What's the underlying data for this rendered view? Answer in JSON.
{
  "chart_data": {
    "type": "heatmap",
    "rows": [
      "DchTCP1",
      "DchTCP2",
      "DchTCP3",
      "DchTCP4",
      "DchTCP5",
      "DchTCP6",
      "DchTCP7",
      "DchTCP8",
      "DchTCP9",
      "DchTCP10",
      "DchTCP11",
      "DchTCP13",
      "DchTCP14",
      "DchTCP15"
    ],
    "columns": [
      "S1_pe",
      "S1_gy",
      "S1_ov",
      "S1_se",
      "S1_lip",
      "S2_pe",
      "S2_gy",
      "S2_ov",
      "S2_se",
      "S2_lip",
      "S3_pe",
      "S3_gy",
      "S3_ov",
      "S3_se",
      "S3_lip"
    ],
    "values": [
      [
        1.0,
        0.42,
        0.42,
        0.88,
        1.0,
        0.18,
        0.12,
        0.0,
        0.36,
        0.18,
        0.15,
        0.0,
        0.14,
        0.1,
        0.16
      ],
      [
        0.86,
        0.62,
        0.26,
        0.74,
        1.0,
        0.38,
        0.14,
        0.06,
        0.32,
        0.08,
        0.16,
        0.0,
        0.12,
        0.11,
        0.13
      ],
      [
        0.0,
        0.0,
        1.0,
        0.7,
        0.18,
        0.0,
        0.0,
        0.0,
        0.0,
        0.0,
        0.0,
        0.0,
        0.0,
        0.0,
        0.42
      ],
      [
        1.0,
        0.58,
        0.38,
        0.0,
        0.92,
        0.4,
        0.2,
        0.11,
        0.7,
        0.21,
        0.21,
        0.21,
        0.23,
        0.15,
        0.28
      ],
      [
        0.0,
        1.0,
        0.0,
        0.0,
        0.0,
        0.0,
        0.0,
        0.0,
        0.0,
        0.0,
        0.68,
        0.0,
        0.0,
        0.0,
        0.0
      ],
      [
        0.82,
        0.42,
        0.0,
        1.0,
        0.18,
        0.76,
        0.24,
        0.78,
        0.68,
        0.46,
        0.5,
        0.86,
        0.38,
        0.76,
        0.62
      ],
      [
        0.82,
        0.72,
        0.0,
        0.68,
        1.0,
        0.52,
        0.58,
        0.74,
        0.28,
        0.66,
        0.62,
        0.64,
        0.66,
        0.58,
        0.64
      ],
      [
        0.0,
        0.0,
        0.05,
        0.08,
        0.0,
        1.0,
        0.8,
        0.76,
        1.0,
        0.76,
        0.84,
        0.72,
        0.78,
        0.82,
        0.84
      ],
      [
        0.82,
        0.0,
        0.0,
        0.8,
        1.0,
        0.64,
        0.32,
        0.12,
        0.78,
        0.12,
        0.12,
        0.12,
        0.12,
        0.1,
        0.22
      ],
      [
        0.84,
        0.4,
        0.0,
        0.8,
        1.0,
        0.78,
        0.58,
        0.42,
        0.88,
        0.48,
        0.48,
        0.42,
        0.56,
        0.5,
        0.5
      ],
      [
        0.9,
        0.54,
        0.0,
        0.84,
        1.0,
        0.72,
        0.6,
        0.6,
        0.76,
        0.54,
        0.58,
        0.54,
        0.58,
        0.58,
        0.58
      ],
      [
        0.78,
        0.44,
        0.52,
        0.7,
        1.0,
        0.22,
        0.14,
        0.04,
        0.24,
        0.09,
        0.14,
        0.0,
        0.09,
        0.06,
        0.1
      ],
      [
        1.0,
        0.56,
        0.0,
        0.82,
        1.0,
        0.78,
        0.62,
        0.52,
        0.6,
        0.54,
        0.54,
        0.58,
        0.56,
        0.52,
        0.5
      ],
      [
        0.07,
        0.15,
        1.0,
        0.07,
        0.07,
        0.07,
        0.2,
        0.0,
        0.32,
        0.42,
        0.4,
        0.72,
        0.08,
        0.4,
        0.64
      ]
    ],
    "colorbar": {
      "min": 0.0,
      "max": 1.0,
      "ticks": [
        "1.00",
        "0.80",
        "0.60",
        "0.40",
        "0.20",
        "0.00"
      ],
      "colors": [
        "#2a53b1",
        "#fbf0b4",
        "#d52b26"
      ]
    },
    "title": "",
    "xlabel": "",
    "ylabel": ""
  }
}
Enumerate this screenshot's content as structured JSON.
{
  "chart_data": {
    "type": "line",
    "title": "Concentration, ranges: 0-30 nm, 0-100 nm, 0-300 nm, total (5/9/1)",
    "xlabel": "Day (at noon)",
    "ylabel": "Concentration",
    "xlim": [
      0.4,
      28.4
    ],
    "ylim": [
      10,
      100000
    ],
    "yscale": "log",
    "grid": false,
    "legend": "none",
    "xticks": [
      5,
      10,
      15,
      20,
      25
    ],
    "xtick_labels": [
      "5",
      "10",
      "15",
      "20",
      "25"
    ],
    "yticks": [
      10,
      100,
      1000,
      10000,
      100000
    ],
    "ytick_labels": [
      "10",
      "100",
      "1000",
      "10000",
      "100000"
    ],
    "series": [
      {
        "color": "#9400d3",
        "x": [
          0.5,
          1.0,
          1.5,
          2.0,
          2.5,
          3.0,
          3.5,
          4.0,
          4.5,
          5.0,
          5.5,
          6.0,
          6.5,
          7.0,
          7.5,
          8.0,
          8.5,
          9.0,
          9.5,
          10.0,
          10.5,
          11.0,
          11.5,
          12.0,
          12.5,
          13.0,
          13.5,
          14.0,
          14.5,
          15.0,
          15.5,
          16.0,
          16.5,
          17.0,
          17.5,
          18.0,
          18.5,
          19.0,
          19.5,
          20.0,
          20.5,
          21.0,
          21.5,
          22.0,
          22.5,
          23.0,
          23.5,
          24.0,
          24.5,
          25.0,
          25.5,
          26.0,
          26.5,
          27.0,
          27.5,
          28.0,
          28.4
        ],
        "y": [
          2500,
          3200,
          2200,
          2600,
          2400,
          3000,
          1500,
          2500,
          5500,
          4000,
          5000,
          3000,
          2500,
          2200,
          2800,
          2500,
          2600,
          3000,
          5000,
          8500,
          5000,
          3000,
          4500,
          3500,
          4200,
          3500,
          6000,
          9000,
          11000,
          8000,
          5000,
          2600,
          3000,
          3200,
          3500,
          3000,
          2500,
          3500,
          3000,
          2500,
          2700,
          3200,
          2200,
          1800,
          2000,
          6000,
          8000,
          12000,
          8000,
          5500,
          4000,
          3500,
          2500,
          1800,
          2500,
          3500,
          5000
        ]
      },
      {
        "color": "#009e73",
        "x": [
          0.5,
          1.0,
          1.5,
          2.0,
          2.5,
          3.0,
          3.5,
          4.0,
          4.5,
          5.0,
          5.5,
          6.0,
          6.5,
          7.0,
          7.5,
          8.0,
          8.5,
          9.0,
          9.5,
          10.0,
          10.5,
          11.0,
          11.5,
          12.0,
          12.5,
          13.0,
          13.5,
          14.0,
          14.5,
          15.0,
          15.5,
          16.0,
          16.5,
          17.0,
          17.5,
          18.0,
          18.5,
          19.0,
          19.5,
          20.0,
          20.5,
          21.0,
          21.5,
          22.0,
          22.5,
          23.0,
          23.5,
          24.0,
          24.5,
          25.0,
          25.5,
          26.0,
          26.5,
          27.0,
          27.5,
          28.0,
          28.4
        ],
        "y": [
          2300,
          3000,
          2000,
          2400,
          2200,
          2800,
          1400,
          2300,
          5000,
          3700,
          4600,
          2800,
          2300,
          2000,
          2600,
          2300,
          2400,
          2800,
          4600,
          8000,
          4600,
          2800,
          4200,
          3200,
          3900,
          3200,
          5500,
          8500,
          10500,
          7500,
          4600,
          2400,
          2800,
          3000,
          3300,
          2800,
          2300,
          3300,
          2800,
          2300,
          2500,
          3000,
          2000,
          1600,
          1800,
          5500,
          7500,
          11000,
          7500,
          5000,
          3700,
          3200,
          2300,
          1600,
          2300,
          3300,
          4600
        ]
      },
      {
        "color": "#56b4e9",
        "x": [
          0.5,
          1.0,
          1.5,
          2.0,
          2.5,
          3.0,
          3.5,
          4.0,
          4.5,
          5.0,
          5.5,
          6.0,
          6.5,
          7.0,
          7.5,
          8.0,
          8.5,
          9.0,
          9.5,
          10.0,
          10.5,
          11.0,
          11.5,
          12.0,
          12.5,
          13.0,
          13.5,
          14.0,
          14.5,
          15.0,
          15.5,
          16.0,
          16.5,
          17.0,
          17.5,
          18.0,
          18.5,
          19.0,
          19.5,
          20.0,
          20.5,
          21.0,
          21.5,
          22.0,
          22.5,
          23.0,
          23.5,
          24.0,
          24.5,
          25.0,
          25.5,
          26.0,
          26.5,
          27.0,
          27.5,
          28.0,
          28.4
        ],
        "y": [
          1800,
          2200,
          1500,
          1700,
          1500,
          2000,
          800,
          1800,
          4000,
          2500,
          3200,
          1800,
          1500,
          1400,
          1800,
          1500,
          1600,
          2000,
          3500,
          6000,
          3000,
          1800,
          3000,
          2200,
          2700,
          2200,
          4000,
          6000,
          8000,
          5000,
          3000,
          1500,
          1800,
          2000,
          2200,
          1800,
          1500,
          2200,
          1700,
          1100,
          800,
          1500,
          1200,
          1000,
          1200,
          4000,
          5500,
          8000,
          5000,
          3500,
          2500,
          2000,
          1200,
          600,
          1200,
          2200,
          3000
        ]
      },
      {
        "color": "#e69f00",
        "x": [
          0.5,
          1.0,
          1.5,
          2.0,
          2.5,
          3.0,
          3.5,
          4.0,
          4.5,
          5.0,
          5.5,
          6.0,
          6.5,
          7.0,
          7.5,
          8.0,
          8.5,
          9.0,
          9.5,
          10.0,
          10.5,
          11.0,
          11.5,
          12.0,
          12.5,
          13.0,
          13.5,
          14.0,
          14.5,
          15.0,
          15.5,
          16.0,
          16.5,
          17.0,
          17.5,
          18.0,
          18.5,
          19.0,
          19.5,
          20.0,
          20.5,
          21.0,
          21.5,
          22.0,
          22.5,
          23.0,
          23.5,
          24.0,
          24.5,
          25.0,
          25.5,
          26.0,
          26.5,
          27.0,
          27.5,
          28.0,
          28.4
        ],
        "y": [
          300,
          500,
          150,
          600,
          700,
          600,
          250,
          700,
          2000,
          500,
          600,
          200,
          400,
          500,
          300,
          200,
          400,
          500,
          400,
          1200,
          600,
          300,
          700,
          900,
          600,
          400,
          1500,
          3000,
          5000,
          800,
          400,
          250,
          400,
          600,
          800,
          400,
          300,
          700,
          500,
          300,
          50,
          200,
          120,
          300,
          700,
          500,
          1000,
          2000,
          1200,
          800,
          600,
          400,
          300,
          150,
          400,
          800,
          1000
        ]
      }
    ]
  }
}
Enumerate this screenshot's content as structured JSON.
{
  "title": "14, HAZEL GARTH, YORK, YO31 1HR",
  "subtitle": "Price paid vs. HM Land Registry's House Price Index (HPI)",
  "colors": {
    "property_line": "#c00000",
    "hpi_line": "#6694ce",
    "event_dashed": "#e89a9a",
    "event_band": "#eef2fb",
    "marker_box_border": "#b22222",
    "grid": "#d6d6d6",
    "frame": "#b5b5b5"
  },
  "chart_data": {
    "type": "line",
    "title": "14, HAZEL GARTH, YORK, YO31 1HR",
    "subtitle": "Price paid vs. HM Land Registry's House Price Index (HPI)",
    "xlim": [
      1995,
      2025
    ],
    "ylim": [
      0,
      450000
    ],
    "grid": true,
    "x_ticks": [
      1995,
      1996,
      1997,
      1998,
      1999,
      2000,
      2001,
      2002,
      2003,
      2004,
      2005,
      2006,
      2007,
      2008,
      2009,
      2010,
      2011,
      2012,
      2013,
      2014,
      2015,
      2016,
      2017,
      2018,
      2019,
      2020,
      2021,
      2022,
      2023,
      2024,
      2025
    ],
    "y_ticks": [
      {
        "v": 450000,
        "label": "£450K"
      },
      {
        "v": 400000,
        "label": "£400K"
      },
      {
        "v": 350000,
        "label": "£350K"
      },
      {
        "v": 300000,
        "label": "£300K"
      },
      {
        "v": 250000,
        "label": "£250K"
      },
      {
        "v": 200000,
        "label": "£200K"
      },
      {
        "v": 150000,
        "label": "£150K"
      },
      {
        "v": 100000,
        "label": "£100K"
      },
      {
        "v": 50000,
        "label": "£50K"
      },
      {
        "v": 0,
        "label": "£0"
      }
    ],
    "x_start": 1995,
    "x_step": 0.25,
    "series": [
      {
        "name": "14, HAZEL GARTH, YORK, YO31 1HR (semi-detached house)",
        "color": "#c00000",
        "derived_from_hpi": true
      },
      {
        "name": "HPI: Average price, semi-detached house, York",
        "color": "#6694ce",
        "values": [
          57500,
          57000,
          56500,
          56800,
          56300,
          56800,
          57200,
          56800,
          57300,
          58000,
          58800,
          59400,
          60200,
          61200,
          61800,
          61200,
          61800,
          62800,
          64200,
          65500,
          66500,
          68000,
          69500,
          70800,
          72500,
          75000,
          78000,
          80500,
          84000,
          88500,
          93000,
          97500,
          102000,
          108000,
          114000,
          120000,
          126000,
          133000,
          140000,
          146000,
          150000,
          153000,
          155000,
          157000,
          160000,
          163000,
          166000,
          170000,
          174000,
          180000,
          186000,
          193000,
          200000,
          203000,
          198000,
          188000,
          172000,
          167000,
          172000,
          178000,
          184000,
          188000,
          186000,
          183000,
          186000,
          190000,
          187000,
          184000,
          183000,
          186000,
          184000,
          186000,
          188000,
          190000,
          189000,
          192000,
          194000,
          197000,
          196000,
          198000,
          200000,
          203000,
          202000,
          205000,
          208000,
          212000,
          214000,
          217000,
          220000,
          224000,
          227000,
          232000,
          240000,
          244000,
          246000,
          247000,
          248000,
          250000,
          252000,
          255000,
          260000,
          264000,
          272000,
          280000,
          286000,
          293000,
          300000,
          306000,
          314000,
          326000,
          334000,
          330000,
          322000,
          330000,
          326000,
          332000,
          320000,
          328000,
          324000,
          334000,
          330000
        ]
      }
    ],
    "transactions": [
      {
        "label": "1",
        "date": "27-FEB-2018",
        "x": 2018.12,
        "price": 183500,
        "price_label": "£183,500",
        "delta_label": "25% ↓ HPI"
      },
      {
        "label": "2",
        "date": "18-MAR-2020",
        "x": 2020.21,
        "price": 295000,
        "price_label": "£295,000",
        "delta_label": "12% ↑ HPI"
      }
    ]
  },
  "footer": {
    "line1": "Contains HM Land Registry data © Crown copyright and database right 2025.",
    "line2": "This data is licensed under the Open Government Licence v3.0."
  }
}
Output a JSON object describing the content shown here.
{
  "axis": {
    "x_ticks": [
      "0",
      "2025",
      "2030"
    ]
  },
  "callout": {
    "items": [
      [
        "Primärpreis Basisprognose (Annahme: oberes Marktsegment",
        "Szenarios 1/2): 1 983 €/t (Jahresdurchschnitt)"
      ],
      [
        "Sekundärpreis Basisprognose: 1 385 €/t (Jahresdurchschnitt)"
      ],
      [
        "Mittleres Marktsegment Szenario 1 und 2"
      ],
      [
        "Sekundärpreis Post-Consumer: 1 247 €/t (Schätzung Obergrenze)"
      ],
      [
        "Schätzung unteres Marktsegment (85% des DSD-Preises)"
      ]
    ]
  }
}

+ + + + + + +

Copy out all lines that carry the word "detached".

• **The answer**
        "name": "14, HAZEL GARTH, YORK, YO31 1HR (semi-detached house)",
        "name": "HPI: Average price, semi-detached house, York",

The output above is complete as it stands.